• [WORK TO COMPLETE] Read the records and gather each line that includes "набережной".

Extracted data entries:
───

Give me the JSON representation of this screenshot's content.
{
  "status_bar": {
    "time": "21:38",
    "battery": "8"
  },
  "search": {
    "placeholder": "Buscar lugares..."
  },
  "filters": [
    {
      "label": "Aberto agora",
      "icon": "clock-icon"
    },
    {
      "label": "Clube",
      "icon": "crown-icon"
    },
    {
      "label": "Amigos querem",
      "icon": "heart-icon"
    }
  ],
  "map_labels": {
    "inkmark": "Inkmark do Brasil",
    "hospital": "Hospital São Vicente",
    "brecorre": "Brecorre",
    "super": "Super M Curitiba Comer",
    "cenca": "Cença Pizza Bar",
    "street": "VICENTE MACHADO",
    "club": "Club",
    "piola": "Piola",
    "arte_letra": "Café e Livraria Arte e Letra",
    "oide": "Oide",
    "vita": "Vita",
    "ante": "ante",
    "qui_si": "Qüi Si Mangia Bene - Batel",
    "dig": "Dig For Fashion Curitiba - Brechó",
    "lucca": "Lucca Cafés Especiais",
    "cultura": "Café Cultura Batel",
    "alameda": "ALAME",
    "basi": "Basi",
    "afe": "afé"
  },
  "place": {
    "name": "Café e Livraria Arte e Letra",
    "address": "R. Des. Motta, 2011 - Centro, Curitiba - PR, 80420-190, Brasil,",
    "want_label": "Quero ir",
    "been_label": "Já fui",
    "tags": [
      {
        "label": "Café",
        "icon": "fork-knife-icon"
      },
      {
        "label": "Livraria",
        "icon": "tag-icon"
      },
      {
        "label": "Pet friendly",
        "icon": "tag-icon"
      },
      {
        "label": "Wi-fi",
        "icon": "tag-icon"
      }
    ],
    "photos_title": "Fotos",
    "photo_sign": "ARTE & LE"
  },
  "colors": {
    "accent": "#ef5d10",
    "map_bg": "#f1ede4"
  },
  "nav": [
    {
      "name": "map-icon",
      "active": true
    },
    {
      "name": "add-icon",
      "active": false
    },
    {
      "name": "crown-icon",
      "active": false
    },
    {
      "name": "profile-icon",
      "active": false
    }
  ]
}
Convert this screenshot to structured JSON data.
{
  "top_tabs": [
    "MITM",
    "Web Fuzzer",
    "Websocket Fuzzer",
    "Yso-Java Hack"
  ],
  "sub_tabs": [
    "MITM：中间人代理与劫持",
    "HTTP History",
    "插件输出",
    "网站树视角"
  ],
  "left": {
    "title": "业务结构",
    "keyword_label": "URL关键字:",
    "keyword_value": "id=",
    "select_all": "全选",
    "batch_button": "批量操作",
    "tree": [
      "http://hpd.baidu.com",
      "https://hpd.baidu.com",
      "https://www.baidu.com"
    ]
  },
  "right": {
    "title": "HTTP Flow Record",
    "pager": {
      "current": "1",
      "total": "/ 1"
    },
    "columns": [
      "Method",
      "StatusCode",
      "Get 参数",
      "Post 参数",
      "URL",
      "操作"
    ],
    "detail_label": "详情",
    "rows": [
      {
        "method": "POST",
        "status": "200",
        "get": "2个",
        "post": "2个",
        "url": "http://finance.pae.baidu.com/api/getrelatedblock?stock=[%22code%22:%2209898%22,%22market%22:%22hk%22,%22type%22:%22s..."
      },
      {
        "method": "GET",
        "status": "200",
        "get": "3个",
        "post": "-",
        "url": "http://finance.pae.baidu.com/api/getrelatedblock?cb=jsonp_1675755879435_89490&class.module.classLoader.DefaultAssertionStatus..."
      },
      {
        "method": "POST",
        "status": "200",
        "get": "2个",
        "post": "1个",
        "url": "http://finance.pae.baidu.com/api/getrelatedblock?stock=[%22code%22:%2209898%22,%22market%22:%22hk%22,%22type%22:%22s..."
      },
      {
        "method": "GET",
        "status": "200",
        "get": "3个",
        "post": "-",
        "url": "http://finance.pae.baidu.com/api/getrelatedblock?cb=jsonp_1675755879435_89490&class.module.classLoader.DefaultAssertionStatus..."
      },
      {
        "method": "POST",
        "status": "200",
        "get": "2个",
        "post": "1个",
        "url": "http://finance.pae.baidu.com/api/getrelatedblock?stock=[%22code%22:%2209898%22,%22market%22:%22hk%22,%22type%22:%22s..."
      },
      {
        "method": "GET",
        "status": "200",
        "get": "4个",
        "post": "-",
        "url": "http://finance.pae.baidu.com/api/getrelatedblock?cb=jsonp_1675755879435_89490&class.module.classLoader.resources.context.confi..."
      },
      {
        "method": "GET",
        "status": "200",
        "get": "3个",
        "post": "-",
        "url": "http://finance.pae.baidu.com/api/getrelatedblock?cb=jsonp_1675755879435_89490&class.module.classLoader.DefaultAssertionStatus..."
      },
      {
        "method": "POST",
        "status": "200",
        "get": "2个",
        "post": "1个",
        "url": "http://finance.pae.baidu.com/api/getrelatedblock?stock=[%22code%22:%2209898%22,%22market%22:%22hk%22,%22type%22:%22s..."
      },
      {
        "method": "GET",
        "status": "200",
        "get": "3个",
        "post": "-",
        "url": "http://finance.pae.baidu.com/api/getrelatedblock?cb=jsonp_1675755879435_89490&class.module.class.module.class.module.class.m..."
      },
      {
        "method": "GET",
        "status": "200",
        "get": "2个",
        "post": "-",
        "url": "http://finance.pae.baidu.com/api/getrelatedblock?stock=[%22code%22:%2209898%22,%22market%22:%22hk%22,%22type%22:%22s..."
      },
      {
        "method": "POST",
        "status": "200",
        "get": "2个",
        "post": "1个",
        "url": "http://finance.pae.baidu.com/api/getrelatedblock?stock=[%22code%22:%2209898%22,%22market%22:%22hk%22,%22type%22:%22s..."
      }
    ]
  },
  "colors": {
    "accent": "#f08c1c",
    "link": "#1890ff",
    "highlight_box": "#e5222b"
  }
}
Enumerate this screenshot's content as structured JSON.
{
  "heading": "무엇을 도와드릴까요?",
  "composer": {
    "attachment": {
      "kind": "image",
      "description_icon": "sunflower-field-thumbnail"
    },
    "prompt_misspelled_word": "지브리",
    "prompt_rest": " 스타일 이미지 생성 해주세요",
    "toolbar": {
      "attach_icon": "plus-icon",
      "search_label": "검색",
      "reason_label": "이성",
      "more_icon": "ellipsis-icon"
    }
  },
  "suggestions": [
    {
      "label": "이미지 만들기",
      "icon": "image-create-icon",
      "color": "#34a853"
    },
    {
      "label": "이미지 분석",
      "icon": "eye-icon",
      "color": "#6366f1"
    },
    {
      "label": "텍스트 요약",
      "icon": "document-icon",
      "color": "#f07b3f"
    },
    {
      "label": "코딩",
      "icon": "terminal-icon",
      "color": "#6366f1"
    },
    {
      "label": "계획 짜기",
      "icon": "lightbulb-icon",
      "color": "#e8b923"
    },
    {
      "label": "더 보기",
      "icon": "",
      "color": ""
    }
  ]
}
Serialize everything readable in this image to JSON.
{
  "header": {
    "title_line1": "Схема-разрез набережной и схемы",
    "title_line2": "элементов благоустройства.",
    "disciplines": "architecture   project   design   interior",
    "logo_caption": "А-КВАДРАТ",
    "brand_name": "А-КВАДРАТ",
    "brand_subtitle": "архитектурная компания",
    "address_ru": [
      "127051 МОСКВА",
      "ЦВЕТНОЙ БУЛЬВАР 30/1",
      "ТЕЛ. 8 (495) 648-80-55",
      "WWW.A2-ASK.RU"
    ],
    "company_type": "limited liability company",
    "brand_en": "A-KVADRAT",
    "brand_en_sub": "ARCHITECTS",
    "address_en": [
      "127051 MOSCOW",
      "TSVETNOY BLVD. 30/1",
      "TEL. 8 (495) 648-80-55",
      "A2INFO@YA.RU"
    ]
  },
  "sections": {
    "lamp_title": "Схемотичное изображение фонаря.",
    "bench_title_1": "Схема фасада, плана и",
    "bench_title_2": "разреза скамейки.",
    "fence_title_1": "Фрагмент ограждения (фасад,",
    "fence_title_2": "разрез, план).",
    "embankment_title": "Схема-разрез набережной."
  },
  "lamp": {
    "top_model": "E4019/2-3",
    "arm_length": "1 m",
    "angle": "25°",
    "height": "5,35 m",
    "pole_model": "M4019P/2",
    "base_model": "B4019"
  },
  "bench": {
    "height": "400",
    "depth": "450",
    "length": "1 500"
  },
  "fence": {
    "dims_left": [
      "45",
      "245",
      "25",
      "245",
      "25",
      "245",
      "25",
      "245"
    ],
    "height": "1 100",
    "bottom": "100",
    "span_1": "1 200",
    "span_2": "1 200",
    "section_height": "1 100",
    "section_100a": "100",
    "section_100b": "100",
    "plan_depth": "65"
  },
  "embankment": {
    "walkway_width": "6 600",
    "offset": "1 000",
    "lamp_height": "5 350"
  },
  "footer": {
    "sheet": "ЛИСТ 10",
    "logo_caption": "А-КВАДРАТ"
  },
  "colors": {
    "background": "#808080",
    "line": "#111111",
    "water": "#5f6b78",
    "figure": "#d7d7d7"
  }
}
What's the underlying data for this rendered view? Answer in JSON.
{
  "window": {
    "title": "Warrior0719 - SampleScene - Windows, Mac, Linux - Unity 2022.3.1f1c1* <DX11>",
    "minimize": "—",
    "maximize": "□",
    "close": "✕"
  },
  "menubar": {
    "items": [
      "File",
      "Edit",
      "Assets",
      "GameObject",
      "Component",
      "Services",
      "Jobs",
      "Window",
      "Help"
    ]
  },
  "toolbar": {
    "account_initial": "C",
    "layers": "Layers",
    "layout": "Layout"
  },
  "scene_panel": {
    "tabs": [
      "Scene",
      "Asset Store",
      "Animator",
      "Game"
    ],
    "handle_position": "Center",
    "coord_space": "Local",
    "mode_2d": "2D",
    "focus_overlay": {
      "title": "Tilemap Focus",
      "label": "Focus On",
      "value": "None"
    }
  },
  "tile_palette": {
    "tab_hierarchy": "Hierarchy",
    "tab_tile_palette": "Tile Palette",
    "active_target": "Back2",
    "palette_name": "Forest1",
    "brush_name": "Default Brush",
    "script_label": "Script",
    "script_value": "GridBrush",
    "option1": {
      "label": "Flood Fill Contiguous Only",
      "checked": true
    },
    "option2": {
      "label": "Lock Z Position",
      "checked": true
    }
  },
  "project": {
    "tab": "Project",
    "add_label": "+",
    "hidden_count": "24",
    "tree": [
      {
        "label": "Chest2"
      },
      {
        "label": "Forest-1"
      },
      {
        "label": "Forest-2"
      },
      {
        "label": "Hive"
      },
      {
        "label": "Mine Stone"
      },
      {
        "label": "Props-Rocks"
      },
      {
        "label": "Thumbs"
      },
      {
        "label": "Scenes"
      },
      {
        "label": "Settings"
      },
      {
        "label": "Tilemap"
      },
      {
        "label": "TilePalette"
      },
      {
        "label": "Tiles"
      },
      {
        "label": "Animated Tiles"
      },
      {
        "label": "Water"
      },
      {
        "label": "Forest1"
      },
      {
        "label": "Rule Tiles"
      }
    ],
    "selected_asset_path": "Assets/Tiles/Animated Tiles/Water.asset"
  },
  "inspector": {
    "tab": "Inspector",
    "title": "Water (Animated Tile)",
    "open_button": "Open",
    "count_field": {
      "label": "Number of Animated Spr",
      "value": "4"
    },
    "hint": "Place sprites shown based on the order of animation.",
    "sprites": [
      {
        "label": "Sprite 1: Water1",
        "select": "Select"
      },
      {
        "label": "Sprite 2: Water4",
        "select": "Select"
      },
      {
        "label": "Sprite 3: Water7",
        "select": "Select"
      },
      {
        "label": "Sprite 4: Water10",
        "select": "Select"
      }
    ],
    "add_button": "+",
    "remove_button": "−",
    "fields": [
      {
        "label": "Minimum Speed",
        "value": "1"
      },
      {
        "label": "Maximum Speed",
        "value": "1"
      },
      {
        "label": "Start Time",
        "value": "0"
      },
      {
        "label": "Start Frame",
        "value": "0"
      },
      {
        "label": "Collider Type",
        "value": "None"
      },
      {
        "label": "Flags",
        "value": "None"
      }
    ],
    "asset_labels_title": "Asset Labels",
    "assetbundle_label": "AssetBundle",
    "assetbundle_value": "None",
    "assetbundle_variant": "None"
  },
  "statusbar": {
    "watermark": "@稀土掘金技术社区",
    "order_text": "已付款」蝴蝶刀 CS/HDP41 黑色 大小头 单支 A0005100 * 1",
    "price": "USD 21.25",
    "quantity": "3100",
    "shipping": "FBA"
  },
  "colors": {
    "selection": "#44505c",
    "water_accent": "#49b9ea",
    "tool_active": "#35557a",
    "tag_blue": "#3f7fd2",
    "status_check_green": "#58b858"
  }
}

───

• [ANSWER TO THE EXERCISE]
    "title_line1": "Схема-разрез набережной и схемы",
    "embankment_title": "Схема-разрез набережной."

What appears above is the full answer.